__Exercise goal__.
Beneath this task is a listing. State how many of its lines include the string "JSON", giving nothing but the number.

● ● ● ● ● ● ●

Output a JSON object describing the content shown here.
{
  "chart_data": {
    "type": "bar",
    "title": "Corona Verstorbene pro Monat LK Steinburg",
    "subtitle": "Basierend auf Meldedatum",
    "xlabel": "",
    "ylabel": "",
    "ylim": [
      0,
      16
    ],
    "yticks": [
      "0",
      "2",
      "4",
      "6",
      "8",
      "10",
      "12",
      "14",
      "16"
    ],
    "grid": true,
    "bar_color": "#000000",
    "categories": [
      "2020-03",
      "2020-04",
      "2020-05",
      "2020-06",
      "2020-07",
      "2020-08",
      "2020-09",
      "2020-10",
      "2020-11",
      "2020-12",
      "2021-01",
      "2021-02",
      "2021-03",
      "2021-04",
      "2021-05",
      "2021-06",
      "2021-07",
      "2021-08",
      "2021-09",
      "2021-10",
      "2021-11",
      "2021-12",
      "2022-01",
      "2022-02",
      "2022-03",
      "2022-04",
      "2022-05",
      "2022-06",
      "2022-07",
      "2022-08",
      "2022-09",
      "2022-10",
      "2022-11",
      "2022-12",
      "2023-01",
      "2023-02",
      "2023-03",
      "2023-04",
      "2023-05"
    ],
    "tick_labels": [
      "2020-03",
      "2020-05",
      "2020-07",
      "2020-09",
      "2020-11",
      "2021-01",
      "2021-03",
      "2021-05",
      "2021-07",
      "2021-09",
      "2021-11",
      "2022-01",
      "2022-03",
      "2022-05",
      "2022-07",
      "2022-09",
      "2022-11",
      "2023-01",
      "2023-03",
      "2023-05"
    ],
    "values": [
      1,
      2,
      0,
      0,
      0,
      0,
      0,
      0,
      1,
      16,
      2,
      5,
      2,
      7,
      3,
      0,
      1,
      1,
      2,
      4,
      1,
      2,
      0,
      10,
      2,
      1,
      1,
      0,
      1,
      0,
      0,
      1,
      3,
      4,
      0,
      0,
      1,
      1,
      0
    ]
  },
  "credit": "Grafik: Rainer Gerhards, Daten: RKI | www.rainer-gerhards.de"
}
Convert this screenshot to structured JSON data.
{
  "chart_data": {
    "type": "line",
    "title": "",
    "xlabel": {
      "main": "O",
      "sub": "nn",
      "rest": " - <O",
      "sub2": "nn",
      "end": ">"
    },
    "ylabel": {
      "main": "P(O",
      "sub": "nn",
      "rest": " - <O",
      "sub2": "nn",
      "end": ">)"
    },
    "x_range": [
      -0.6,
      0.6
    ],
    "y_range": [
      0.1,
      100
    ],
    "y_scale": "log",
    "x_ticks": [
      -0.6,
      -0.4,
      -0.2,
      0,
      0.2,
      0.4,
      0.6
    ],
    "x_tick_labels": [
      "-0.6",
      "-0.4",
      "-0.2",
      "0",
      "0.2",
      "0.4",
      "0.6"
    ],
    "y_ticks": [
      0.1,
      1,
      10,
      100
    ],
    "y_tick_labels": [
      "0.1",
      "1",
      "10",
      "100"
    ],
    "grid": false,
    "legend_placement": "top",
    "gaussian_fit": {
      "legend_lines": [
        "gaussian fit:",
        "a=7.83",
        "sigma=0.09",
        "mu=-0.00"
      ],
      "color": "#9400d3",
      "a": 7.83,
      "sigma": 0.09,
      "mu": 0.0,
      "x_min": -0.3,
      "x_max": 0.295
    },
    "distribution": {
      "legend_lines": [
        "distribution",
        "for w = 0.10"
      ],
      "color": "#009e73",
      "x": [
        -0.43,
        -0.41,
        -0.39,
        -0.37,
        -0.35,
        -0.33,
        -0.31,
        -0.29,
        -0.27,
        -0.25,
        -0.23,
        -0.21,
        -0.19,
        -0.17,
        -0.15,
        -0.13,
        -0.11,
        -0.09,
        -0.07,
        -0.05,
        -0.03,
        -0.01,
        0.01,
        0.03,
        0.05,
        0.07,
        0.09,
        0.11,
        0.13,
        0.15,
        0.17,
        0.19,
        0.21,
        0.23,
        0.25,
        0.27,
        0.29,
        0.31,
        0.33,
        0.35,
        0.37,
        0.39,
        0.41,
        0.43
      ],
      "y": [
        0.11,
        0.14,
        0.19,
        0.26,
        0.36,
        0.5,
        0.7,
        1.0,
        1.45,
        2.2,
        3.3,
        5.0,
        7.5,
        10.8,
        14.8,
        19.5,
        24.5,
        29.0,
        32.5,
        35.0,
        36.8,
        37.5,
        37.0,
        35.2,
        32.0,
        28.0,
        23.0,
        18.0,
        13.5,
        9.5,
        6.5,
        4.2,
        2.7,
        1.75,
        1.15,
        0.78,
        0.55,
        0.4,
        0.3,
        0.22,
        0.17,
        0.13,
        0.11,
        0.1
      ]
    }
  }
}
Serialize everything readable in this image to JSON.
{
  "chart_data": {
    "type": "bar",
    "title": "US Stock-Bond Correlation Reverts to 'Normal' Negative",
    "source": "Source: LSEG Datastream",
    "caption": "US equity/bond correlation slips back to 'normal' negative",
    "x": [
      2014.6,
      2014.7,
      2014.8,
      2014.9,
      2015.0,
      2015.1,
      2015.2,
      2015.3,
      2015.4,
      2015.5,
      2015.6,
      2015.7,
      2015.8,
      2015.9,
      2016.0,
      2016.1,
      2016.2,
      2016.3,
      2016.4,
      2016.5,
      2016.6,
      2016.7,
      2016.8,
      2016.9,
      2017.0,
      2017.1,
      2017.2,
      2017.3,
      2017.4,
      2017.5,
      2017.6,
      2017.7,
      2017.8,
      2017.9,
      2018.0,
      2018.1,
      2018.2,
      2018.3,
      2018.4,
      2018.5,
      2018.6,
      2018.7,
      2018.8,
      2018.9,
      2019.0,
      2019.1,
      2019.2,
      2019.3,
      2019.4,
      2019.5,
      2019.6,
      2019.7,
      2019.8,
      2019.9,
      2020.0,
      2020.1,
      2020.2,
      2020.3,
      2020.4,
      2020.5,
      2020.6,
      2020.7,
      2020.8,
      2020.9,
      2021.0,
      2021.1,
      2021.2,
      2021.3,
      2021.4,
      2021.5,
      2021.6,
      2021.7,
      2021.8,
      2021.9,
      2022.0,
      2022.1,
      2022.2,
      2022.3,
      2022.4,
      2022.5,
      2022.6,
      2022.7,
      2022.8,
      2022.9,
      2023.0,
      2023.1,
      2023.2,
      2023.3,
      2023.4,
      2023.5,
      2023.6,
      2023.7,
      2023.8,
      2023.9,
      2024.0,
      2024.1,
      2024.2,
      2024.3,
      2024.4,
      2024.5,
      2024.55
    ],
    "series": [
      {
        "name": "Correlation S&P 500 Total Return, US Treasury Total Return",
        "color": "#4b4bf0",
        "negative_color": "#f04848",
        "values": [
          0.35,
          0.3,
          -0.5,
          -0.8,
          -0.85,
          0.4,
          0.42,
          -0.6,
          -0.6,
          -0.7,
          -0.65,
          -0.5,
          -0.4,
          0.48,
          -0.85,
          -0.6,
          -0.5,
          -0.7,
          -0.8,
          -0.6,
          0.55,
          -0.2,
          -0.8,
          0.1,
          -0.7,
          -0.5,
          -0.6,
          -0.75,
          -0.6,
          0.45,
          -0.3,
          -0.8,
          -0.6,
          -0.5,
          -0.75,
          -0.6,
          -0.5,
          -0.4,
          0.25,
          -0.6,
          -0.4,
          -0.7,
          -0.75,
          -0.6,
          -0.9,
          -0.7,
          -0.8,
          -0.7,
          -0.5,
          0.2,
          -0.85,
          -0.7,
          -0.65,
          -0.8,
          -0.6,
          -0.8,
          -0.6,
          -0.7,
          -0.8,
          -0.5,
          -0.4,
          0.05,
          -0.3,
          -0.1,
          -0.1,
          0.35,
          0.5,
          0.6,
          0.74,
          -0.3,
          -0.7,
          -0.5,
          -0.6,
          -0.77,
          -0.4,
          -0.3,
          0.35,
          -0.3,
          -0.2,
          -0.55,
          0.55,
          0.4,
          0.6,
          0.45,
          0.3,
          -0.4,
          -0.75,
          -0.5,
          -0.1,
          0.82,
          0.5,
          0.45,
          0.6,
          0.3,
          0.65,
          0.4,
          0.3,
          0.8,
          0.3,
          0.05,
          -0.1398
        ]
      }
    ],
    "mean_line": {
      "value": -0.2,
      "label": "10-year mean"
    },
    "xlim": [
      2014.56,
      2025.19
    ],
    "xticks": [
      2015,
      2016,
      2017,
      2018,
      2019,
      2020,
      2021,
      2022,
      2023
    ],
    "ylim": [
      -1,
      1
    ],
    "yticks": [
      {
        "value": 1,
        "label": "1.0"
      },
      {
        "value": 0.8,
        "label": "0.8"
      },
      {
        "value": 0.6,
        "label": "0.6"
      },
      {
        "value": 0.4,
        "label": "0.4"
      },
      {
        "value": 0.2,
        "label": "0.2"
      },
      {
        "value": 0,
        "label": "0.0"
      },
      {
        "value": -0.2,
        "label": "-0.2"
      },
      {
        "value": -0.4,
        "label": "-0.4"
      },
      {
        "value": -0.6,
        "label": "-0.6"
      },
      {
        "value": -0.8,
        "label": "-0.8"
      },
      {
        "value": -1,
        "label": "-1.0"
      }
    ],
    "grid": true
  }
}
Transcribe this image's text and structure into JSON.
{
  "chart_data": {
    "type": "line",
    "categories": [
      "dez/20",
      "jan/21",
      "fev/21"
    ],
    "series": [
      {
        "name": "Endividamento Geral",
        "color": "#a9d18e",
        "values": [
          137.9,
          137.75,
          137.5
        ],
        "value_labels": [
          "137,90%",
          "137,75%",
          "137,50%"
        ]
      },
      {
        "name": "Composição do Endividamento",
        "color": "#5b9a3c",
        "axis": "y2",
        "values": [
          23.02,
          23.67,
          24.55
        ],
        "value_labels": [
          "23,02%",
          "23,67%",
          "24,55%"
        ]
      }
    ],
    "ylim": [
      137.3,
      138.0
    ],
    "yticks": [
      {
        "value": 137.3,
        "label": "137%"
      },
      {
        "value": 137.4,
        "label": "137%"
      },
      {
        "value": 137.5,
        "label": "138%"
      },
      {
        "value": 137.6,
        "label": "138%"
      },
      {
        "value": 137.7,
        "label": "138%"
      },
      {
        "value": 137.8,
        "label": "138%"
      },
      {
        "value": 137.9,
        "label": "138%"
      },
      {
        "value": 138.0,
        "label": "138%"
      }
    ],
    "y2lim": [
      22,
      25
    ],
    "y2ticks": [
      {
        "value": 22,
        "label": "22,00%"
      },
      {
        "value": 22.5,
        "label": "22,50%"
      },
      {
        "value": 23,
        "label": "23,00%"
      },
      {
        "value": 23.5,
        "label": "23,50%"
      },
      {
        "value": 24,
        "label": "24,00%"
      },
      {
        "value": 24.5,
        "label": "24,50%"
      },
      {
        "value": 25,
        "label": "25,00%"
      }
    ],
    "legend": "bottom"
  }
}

● ● ● ● ● ● ●

__Final answer__.
4